=== INFORMATION SHOWN ===

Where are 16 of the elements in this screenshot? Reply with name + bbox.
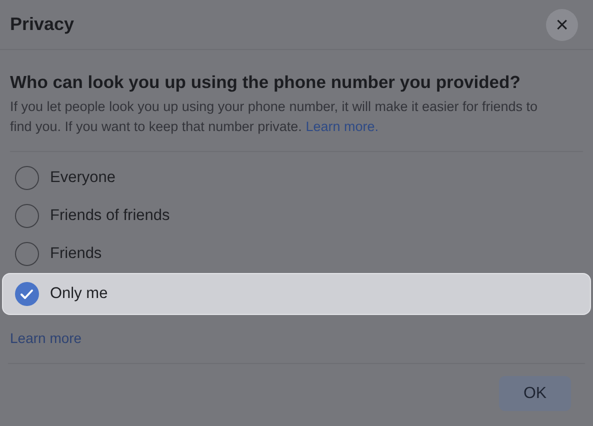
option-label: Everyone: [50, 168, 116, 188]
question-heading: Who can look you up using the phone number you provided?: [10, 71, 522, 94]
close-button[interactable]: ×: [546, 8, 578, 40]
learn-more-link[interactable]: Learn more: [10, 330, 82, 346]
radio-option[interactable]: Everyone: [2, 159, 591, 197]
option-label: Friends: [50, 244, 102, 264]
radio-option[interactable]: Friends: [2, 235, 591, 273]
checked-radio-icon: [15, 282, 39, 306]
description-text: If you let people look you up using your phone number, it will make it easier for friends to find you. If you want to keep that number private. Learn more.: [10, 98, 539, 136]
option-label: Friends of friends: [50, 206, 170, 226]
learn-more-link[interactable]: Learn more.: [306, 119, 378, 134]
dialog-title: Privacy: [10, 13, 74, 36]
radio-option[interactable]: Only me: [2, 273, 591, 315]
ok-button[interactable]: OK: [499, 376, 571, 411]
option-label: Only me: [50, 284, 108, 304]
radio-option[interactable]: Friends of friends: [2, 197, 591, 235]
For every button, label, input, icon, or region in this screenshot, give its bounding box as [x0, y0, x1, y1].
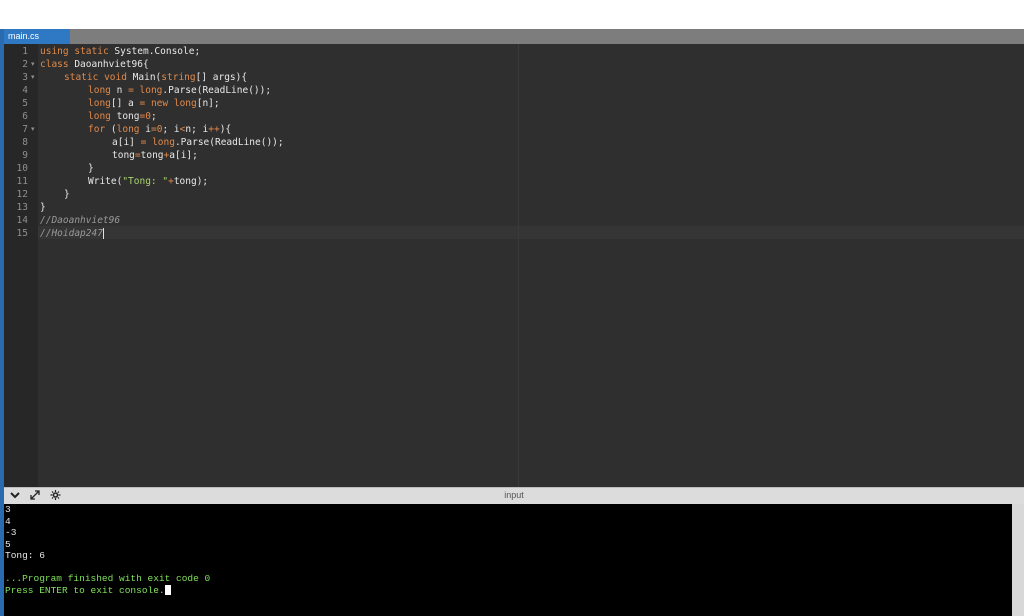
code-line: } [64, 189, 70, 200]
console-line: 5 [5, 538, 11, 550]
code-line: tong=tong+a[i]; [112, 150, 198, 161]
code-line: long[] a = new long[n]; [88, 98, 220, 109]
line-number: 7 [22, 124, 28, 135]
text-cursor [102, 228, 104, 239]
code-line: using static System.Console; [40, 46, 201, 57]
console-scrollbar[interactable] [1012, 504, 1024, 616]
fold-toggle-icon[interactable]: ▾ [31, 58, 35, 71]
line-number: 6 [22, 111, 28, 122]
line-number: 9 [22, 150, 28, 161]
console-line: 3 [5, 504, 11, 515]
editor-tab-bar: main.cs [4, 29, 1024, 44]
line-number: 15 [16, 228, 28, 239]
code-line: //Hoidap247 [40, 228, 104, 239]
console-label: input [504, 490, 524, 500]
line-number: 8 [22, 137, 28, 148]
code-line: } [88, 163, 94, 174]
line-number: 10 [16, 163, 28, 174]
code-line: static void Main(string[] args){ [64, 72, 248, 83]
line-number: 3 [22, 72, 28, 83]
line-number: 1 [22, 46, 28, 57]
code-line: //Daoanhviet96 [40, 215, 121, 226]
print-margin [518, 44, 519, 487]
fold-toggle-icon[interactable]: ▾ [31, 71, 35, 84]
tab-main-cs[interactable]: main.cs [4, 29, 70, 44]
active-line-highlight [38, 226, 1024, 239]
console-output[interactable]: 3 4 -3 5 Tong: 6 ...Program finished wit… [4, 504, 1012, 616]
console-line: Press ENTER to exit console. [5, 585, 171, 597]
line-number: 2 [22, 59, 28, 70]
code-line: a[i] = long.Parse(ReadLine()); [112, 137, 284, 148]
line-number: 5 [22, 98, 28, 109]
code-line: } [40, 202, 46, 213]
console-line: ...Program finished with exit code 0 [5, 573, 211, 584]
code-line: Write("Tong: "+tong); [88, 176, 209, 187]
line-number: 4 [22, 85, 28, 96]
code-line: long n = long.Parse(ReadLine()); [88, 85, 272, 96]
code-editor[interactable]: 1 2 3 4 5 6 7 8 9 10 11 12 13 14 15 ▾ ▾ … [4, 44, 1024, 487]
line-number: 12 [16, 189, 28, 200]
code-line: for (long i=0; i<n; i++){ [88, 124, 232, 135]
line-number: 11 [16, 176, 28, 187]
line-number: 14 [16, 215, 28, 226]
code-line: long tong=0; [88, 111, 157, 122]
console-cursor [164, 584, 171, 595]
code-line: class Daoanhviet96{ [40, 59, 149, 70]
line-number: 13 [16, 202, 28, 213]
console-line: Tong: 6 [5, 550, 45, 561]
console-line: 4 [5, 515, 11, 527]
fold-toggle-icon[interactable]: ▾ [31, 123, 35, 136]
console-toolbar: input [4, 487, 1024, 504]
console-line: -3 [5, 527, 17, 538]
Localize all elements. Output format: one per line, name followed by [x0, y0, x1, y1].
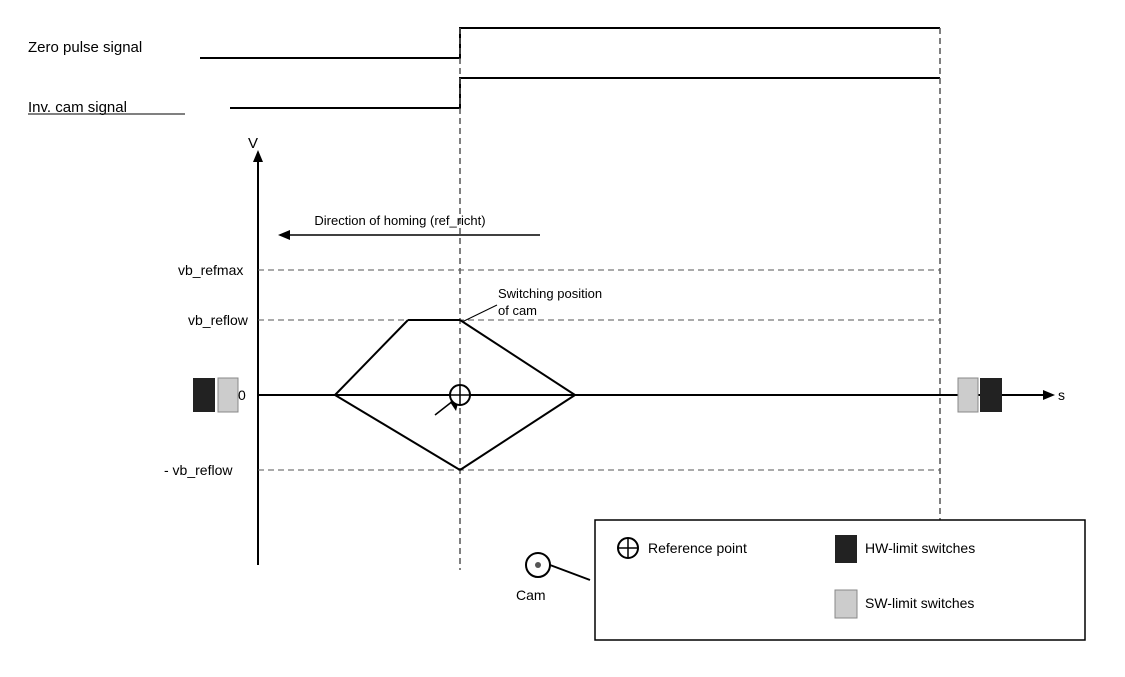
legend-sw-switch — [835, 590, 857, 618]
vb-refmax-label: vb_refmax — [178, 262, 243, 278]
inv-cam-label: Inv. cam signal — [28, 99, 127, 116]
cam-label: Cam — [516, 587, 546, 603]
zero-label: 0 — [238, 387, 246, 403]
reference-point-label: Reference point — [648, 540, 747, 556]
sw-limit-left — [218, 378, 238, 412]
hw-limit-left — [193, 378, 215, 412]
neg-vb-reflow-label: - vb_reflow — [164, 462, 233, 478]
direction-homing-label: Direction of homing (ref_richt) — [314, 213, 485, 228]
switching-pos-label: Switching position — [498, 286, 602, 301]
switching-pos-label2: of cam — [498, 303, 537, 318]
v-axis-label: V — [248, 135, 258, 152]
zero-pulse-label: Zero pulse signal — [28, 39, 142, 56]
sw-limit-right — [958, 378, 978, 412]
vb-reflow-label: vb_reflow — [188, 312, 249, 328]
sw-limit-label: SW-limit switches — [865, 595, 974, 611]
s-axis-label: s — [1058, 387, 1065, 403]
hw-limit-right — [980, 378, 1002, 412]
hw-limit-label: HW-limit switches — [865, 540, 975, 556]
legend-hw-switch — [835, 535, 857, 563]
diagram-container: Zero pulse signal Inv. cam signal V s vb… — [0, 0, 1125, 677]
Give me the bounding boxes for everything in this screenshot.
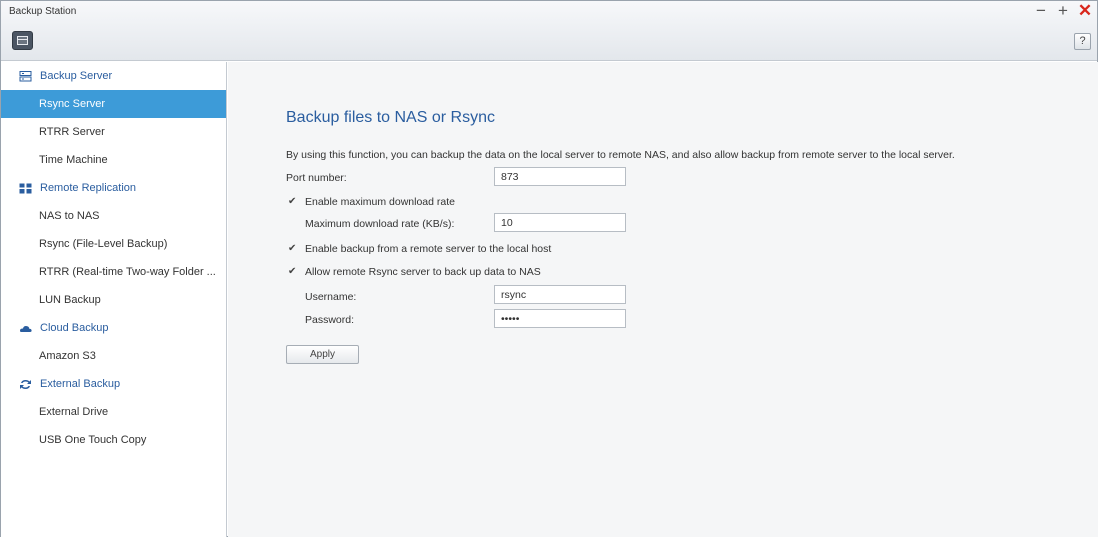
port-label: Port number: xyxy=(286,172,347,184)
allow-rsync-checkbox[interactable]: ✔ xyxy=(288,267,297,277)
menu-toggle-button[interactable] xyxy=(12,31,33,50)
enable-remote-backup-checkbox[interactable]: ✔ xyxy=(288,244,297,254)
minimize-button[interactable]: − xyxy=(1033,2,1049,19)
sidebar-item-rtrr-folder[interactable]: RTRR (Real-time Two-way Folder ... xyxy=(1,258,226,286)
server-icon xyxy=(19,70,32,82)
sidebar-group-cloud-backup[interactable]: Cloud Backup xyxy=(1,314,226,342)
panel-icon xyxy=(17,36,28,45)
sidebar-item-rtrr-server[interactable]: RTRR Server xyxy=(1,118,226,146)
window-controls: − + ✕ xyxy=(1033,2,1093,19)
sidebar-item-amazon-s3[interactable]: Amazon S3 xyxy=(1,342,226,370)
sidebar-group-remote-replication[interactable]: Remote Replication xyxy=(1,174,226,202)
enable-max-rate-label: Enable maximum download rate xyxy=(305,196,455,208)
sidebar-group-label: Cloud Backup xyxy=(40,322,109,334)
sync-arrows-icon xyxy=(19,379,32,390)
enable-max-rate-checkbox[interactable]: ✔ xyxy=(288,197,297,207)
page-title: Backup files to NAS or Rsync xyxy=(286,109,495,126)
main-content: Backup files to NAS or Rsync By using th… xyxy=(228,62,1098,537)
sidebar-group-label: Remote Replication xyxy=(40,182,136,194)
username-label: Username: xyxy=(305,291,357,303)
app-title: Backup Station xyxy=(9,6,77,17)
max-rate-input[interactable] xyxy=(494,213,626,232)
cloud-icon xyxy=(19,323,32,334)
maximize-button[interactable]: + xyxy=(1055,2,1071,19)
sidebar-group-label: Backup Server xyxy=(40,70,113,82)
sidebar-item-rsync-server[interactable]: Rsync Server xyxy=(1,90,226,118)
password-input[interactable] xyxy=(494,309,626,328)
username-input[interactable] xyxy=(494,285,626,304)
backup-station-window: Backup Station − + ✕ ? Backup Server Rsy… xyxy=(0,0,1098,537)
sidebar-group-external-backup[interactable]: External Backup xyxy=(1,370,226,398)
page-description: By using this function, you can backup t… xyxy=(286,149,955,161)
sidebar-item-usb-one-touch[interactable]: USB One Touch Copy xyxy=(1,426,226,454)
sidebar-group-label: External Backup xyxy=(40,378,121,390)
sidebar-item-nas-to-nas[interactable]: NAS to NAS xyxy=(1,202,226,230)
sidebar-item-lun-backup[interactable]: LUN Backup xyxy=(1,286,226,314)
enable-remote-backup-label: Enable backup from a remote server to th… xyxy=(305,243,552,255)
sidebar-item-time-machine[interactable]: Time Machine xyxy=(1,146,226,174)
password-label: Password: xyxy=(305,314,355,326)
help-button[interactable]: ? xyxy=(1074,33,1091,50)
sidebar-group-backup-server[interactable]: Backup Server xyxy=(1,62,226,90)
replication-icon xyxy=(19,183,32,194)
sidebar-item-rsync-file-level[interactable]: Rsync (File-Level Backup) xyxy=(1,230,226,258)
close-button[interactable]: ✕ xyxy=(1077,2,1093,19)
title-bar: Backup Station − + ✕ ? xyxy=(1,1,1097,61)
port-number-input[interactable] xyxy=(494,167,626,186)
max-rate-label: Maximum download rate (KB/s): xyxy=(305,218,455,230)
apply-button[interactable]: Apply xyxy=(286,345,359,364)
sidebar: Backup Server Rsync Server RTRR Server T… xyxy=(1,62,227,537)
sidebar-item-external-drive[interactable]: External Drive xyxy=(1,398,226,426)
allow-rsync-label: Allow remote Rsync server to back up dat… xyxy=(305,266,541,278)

===

◆ **WHAT THE TASK ASKS**:
Rewrite everything in the material above from the line containing "legend-sw-switch — [835, 590, 857, 618]" down to the line containing "switching-pos-label2: of cam", inclusive, as a JSON list of strings with one string per line. Leave out any blank lines.

◆ **WRITTEN RESPONSE**:
[
  "legend-sw-switch — [835, 590, 857, 618]",
  "vb-refmax-label: vb_refmax — [178, 262, 243, 278]",
  "inv-cam-label: Inv. cam signal — [28, 99, 127, 116]",
  "cam-label: Cam — [516, 587, 546, 603]",
  "zero-label: 0 — [238, 387, 246, 403]",
  "reference-point-label: Reference point — [648, 540, 747, 556]",
  "sw-limit-left — [218, 378, 238, 412]",
  "hw-limit-left — [193, 378, 215, 412]",
  "neg-vb-reflow-label: - vb_reflow — [164, 462, 233, 478]",
  "direction-homing-label: Direction of homing (ref_richt) — [314, 213, 485, 228]",
  "switching-pos-label: Switching position — [498, 286, 602, 301]",
  "switching-pos-label2: of cam — [498, 303, 537, 318]"
]